--- TASK DETAILS ---
Output all records precisely as written.

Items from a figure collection

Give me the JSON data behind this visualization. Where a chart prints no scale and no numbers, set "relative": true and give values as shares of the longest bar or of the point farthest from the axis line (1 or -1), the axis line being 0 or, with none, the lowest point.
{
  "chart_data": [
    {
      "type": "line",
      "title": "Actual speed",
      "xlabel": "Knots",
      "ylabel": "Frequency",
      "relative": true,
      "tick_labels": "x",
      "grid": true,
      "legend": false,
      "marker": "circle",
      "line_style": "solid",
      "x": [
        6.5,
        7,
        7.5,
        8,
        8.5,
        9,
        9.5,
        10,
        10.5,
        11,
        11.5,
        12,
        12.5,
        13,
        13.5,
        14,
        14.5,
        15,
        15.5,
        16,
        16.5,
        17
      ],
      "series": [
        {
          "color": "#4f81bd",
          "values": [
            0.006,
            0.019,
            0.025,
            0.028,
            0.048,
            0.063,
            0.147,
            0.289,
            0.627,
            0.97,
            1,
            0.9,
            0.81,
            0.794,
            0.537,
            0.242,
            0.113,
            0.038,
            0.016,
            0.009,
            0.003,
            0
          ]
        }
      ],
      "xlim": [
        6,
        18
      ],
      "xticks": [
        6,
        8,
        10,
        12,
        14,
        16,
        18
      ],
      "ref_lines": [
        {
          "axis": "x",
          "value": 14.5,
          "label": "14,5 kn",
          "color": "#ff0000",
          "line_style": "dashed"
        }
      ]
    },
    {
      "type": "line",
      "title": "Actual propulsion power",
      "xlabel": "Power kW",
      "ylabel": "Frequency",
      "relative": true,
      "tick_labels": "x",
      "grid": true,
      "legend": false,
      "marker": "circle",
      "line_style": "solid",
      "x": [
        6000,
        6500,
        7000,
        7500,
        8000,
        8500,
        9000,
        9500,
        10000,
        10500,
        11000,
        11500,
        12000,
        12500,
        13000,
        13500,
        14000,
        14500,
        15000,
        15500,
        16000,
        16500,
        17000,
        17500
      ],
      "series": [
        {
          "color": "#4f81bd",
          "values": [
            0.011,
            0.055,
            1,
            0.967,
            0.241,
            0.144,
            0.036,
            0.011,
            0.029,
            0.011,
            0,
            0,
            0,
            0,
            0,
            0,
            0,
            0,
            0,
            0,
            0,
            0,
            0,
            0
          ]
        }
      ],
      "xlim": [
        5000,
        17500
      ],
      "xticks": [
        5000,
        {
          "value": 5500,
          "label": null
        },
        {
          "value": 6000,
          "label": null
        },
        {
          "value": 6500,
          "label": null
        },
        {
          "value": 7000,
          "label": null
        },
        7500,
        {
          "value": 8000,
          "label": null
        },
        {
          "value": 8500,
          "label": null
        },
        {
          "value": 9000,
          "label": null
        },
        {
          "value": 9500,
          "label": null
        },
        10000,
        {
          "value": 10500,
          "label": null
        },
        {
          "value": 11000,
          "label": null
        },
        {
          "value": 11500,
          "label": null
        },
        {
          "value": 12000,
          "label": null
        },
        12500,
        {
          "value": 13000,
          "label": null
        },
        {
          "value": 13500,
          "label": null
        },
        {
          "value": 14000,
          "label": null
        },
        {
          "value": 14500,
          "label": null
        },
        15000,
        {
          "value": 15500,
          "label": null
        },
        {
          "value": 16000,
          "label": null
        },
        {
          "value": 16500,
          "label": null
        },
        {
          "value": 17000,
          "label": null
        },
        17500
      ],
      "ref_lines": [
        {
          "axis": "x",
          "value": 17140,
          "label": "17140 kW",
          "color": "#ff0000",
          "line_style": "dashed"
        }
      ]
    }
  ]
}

--- ANSWER ---
Give me the JSON data behind this visualization. Where a chart prints no scale and no numbers, set "relative": true and give values as shares of the longest bar or of the point farthest from the axis line (1 or -1), the axis line being 0 or, with none, the lowest point.
{
  "chart_data": [
    {
      "type": "line",
      "title": "Actual speed",
      "xlabel": "Knots",
      "ylabel": "Frequency",
      "relative": true,
      "tick_labels": "x",
      "grid": true,
      "legend": false,
      "marker": "circle",
      "line_style": "solid",
      "x": [
        6.5,
        7,
        7.5,
        8,
        8.5,
        9,
        9.5,
        10,
        10.5,
        11,
        11.5,
        12,
        12.5,
        13,
        13.5,
        14,
        14.5,
        15,
        15.5,
        16,
        16.5,
        17
      ],
      "series": [
        {
          "color": "#4f81bd",
          "values": [
            0.006,
            0.019,
            0.025,
            0.028,
            0.048,
            0.063,
            0.147,
            0.289,
            0.627,
            0.97,
            1,
            0.9,
            0.81,
            0.794,
            0.537,
            0.242,
            0.113,
            0.038,
            0.016,
            0.009,
            0.003,
            0
          ]
        }
      ],
      "xlim": [
        6,
        18
      ],
      "xticks": [
        6,
        8,
        10,
        12,
        14,
        16,
        18
      ],
      "ref_lines": [
        {
          "axis": "x",
          "value": 14.5,
          "label": "14,5 kn",
          "color": "#ff0000",
          "line_style": "dashed"
        }
      ]
    },
    {
      "type": "line",
      "title": "Actual propulsion power",
      "xlabel": "Power kW",
      "ylabel": "Frequency",
      "relative": true,
      "tick_labels": "x",
      "grid": true,
      "legend": false,
      "marker": "circle",
      "line_style": "solid",
      "x": [
        6000,
        6500,
        7000,
        7500,
        8000,
        8500,
        9000,
        9500,
        10000,
        10500,
        11000,
        11500,
        12000,
        12500,
        13000,
        13500,
        14000,
        14500,
        15000,
        15500,
        16000,
        16500,
        17000,
        17500
      ],
      "series": [
        {
          "color": "#4f81bd",
          "values": [
            0.011,
            0.055,
            1,
            0.967,
            0.241,
            0.144,
            0.036,
            0.011,
            0.029,
            0.011,
            0,
            0,
            0,
            0,
            0,
            0,
            0,
            0,
            0,
            0,
            0,
            0,
            0,
            0
          ]
        }
      ],
      "xlim": [
        5000,
        17500
      ],
      "xticks": [
        5000,
        {
          "value": 5500,
          "label": null
        },
        {
          "value": 6000,
          "label": null
        },
        {
          "value": 6500,
          "label": null
        },
        {
          "value": 7000,
          "label": null
        },
        7500,
        {
          "value": 8000,
          "label": null
        },
        {
          "value": 8500,
          "label": null
        },
        {
          "value": 9000,
          "label": null
        },
        {
          "value": 9500,
          "label": null
        },
        10000,
        {
          "value": 10500,
          "label": null
        },
        {
          "value": 11000,
          "label": null
        },
        {
          "value": 11500,
          "label": null
        },
        {
          "value": 12000,
          "label": null
        },
        12500,
        {
          "value": 13000,
          "label": null
        },
        {
          "value": 13500,
          "label": null
        },
        {
          "value": 14000,
          "label": null
        },
        {
          "value": 14500,
          "label": null
        },
        15000,
        {
          "value": 15500,
          "label": null
        },
        {
          "value": 16000,
          "label": null
        },
        {
          "value": 16500,
          "label": null
        },
        {
          "value": 17000,
          "label": null
        },
        17500
      ],
      "ref_lines": [
        {
          "axis": "x",
          "value": 17140,
          "label": "17140 kW",
          "color": "#ff0000",
          "line_style": "dashed"
        }
      ]
    }
  ]
}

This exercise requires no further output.